* Goal: Write out the data below in full, unchanged, minus the images.

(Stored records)
--*--

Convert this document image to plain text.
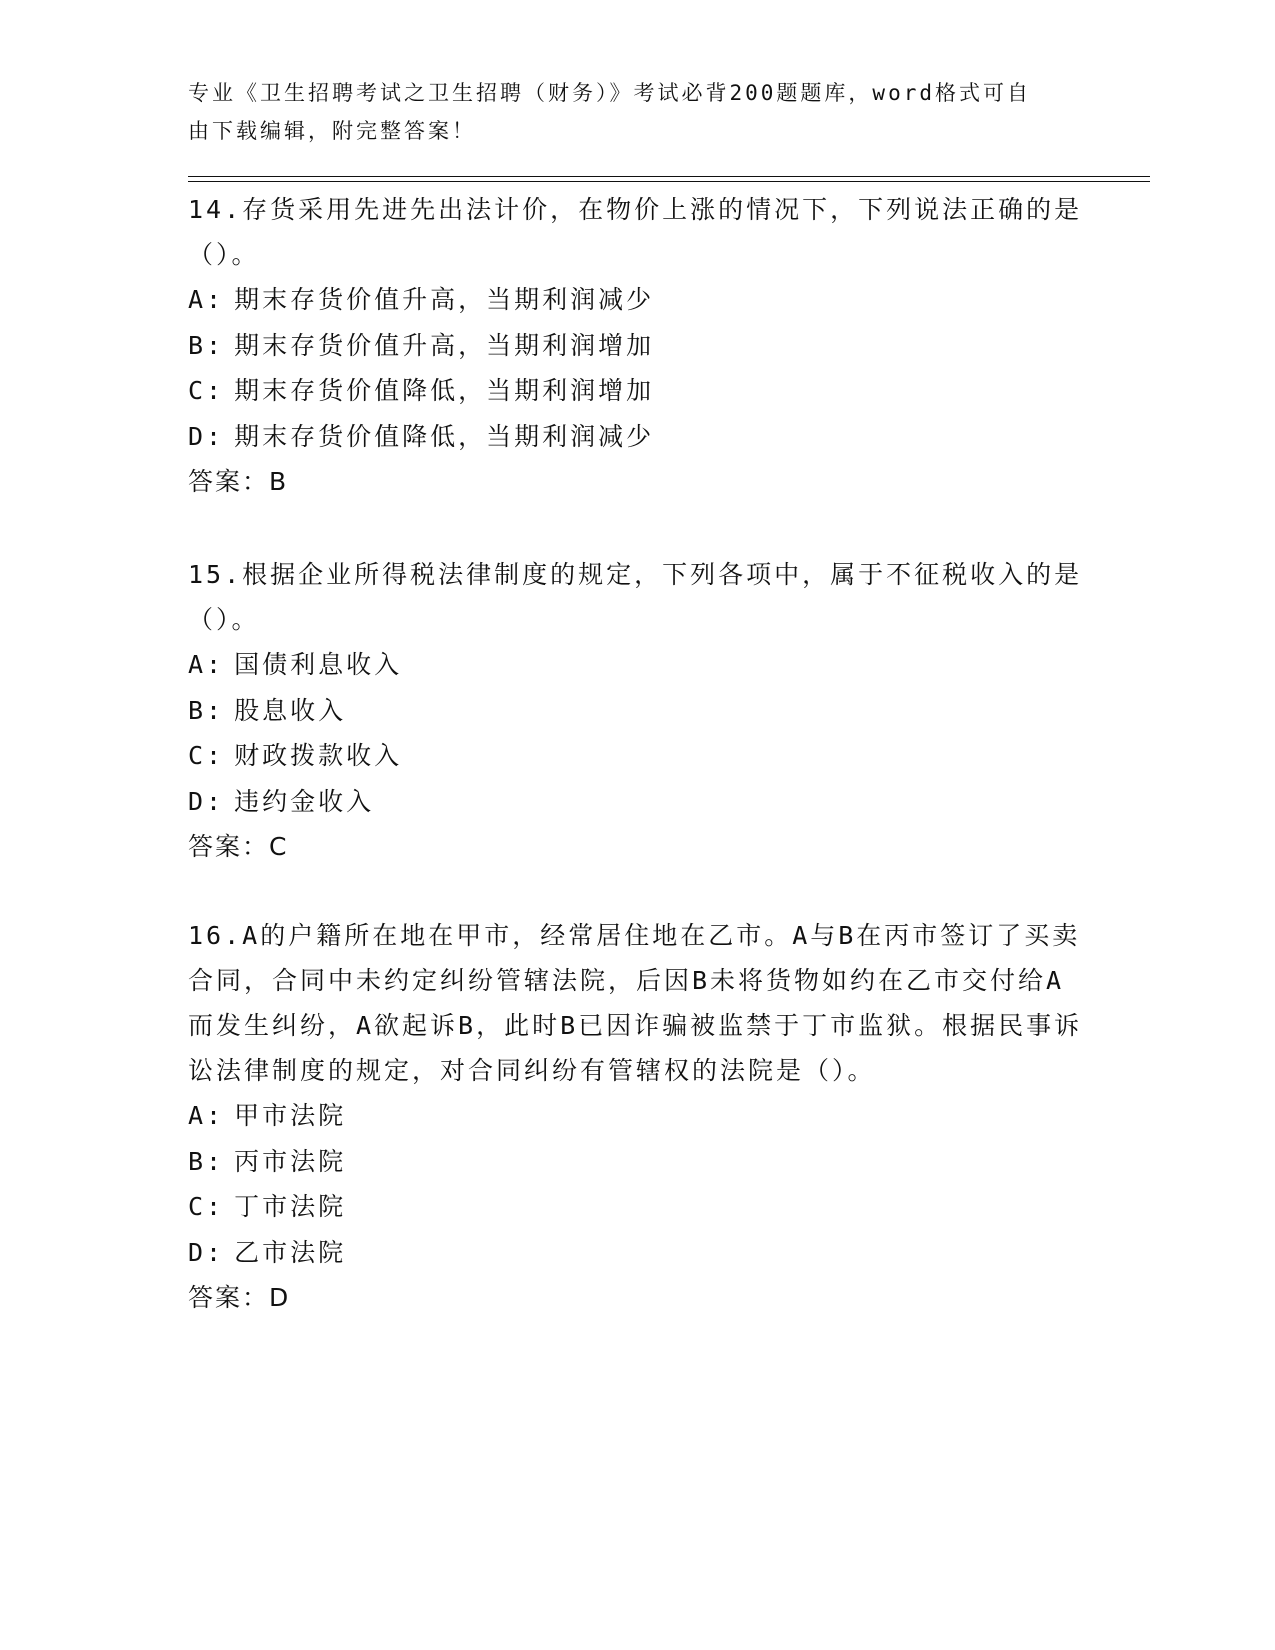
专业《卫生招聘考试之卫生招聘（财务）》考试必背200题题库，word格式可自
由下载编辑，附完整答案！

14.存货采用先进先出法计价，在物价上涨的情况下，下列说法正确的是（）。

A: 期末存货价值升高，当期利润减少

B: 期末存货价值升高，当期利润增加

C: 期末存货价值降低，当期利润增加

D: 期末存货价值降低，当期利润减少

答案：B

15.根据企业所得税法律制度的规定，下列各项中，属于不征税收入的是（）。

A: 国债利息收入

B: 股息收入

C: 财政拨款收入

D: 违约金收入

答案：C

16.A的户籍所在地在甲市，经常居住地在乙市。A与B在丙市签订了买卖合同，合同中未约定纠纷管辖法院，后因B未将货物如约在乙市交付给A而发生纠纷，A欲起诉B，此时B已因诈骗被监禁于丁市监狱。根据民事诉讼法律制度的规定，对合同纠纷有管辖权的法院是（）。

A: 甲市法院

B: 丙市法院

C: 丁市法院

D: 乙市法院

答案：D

--*--

* The completed task:
Convert this document image to plain text.
专业《卫生招聘考试之卫生招聘（财务）》考试必背200题题库，word格式可自
由下载编辑，附完整答案！

14.存货采用先进先出法计价，在物价上涨的情况下，下列说法正确的是（）。

A: 期末存货价值升高，当期利润减少

B: 期末存货价值升高，当期利润增加

C: 期末存货价值降低，当期利润增加

D: 期末存货价值降低，当期利润减少

答案：B

15.根据企业所得税法律制度的规定，下列各项中，属于不征税收入的是（）。

A: 国债利息收入

B: 股息收入

C: 财政拨款收入

D: 违约金收入

答案：C

16.A的户籍所在地在甲市，经常居住地在乙市。A与B在丙市签订了买卖合同，合同中未约定纠纷管辖法院，后因B未将货物如约在乙市交付给A而发生纠纷，A欲起诉B，此时B已因诈骗被监禁于丁市监狱。根据民事诉讼法律制度的规定，对合同纠纷有管辖权的法院是（）。

A: 甲市法院

B: 丙市法院

C: 丁市法院

D: 乙市法院

答案：D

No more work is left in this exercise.